[Figure record listings]
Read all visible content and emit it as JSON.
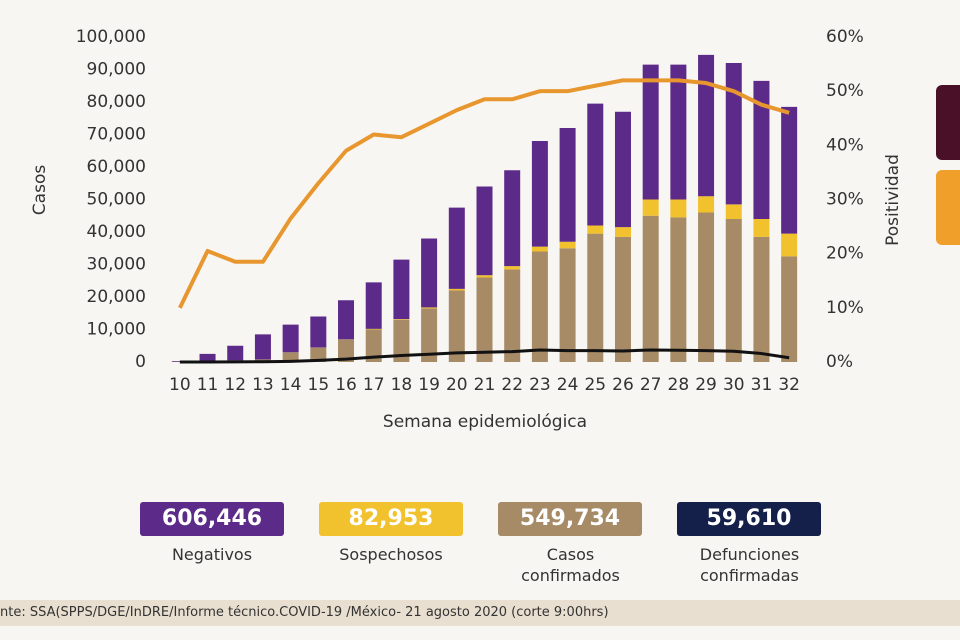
{
  "chart_data": {
    "type": "bar",
    "y_label": "Casos",
    "y2_label": "Positividad",
    "x_label": "Semana epidemiológica",
    "categories": [
      "10",
      "11",
      "12",
      "13",
      "14",
      "15",
      "16",
      "17",
      "18",
      "19",
      "20",
      "21",
      "22",
      "23",
      "24",
      "25",
      "26",
      "27",
      "28",
      "29",
      "30",
      "31",
      "32"
    ],
    "ylim": [
      0,
      100000
    ],
    "yticks": [
      0,
      {
        "value": 10000,
        "label": "10,000"
      },
      {
        "value": 20000,
        "label": "20,000"
      },
      {
        "value": 30000,
        "label": "30,000"
      },
      {
        "value": 40000,
        "label": "40,000"
      },
      {
        "value": 50000,
        "label": "50,000"
      },
      {
        "value": 60000,
        "label": "60,000"
      },
      {
        "value": 70000,
        "label": "70,000"
      },
      {
        "value": 80000,
        "label": "80,000"
      },
      {
        "value": 90000,
        "label": "90,000"
      },
      {
        "value": 100000,
        "label": "100,000"
      }
    ],
    "y2lim": [
      0,
      60
    ],
    "y2ticks": [
      {
        "value": 0,
        "label": "0%"
      },
      {
        "value": 10,
        "label": "10%"
      },
      {
        "value": 20,
        "label": "20%"
      },
      {
        "value": 30,
        "label": "30%"
      },
      {
        "value": 40,
        "label": "40%"
      },
      {
        "value": 50,
        "label": "50%"
      },
      {
        "value": 60,
        "label": "60%"
      }
    ],
    "series": [
      {
        "name": "Negativos",
        "type": "bar",
        "color": "#5c2a88",
        "total": "606,446",
        "values": [
          200,
          2200,
          4500,
          7700,
          8500,
          9500,
          12000,
          14300,
          18300,
          21200,
          25000,
          27300,
          29500,
          32500,
          35000,
          37500,
          35500,
          41500,
          41500,
          43500,
          43500,
          42500,
          39000
        ]
      },
      {
        "name": "Sospechosos",
        "type": "bar",
        "color": "#f2c12e",
        "total": "82,953",
        "values": [
          0,
          0,
          0,
          0,
          0,
          0,
          0,
          200,
          200,
          300,
          500,
          700,
          1000,
          1500,
          2000,
          2500,
          3000,
          5000,
          5500,
          5000,
          4500,
          5500,
          7000
        ]
      },
      {
        "name": "Casos confirmados",
        "type": "bar",
        "color": "#a68b66",
        "total": "549,734",
        "values": [
          100,
          300,
          500,
          800,
          3000,
          4500,
          7000,
          10000,
          13000,
          16500,
          22000,
          26000,
          28500,
          34000,
          35000,
          39500,
          38500,
          45000,
          44500,
          46000,
          44000,
          38500,
          32500
        ]
      },
      {
        "name": "Defunciones confirmadas",
        "type": "line",
        "color": "#14204a",
        "total": "59,610",
        "values": [
          0,
          10,
          30,
          80,
          200,
          500,
          900,
          1500,
          2000,
          2400,
          2800,
          3000,
          3200,
          3700,
          3500,
          3500,
          3400,
          3700,
          3600,
          3500,
          3300,
          2600,
          1300
        ]
      },
      {
        "type": "line",
        "axis": "y2",
        "color": "#e8962e",
        "values": [
          10,
          20.5,
          18.5,
          18.5,
          26.5,
          33,
          39,
          42,
          41.5,
          44,
          46.5,
          48.5,
          48.5,
          50,
          50,
          51,
          52,
          52,
          52,
          51.5,
          50,
          47.5,
          46
        ]
      }
    ]
  },
  "footer": "nte: SSA(SPPS/DGE/InDRE/Informe técnico.COVID-19 /México- 21 agosto 2020 (corte 9:00hrs)"
}
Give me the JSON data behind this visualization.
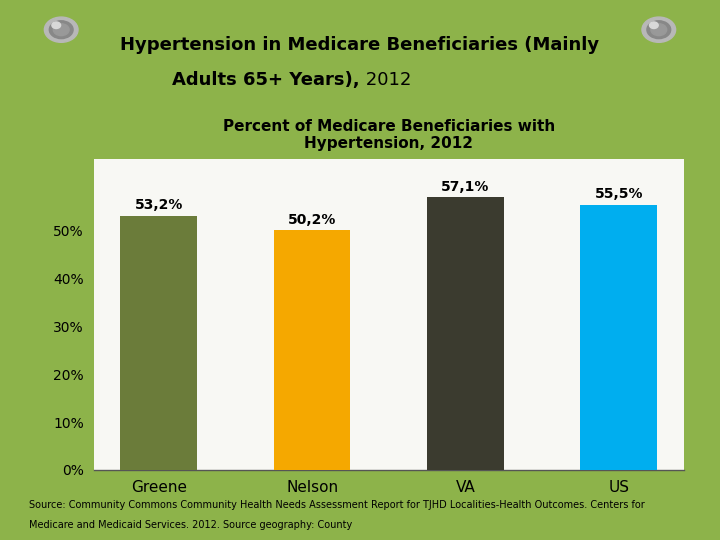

_DIRECTION_
Skipping the pictures, transcribe each line above exactly as it appears.

_OUTPUT FOR THIS TASK_
Read all visible content and emit it as JSON.
{
  "chart_data": {
    "type": "bar",
    "y_label": "Casos",
    "y2_label": "Positividad",
    "x_label": "Semana epidemiológica",
    "categories": [
      "10",
      "11",
      "12",
      "13",
      "14",
      "15",
      "16",
      "17",
      "18",
      "19",
      "20",
      "21",
      "22",
      "23",
      "24",
      "25",
      "26",
      "27",
      "28",
      "29",
      "30",
      "31",
      "32"
    ],
    "ylim": [
      0,
      100000
    ],
    "yticks": [
      0,
      {
        "value": 10000,
        "label": "10,000"
      },
      {
        "value": 20000,
        "label": "20,000"
      },
      {
        "value": 30000,
        "label": "30,000"
      },
      {
        "value": 40000,
        "label": "40,000"
      },
      {
        "value": 50000,
        "label": "50,000"
      },
      {
        "value": 60000,
        "label": "60,000"
      },
      {
        "value": 70000,
        "label": "70,000"
      },
      {
        "value": 80000,
        "label": "80,000"
      },
      {
        "value": 90000,
        "label": "90,000"
      },
      {
        "value": 100000,
        "label": "100,000"
      }
    ],
    "y2lim": [
      0,
      60
    ],
    "y2ticks": [
      {
        "value": 0,
        "label": "0%"
      },
      {
        "value": 10,
        "label": "10%"
      },
      {
        "value": 20,
        "label": "20%"
      },
      {
        "value": 30,
        "label": "30%"
      },
      {
        "value": 40,
        "label": "40%"
      },
      {
        "value": 50,
        "label": "50%"
      },
      {
        "value": 60,
        "label": "60%"
      }
    ],
    "series": [
      {
        "name": "Negativos",
        "type": "bar",
        "color": "#5c2a88",
        "total": "606,446",
        "values": [
          200,
          2200,
          4500,
          7700,
          8500,
          9500,
          12000,
          14300,
          18300,
          21200,
          25000,
          27300,
          29500,
          32500,
          35000,
          37500,
          35500,
          41500,
          41500,
          43500,
          43500,
          42500,
          39000
        ]
      },
      {
        "name": "Sospechosos",
        "type": "bar",
        "color": "#f2c12e",
        "total": "82,953",
        "values": [
          0,
          0,
          0,
          0,
          0,
          0,
          0,
          200,
          200,
          300,
          500,
          700,
          1000,
          1500,
          2000,
          2500,
          3000,
          5000,
          5500,
          5000,
          4500,
          5500,
          7000
        ]
      },
      {
        "name": "Casos confirmados",
        "type": "bar",
        "color": "#a68b66",
        "total": "549,734",
        "values": [
          100,
          300,
          500,
          800,
          3000,
          4500,
          7000,
          10000,
          13000,
          16500,
          22000,
          26000,
          28500,
          34000,
          35000,
          39500,
          38500,
          45000,
          44500,
          46000,
          44000,
          38500,
          32500
        ]
      },
      {
        "name": "Defunciones confirmadas",
        "type": "line",
        "color": "#14204a",
        "total": "59,610",
        "values": [
          0,
          10,
          30,
          80,
          200,
          500,
          900,
          1500,
          2000,
          2400,
          2800,
          3000,
          3200,
          3700,
          3500,
          3500,
          3400,
          3700,
          3600,
          3500,
          3300,
          2600,
          1300
        ]
      },
      {
        "type": "line",
        "axis": "y2",
        "color": "#e8962e",
        "values": [
          10,
          20.5,
          18.5,
          18.5,
          26.5,
          33,
          39,
          42,
          41.5,
          44,
          46.5,
          48.5,
          48.5,
          50,
          50,
          51,
          52,
          52,
          52,
          51.5,
          50,
          47.5,
          46
        ]
      }
    ]
  },
  "footer": "nte: SSA(SPPS/DGE/InDRE/Informe técnico.COVID-19 /México- 21 agosto 2020 (corte 9:00hrs)"
}
Give me the JSON data behind this visualization.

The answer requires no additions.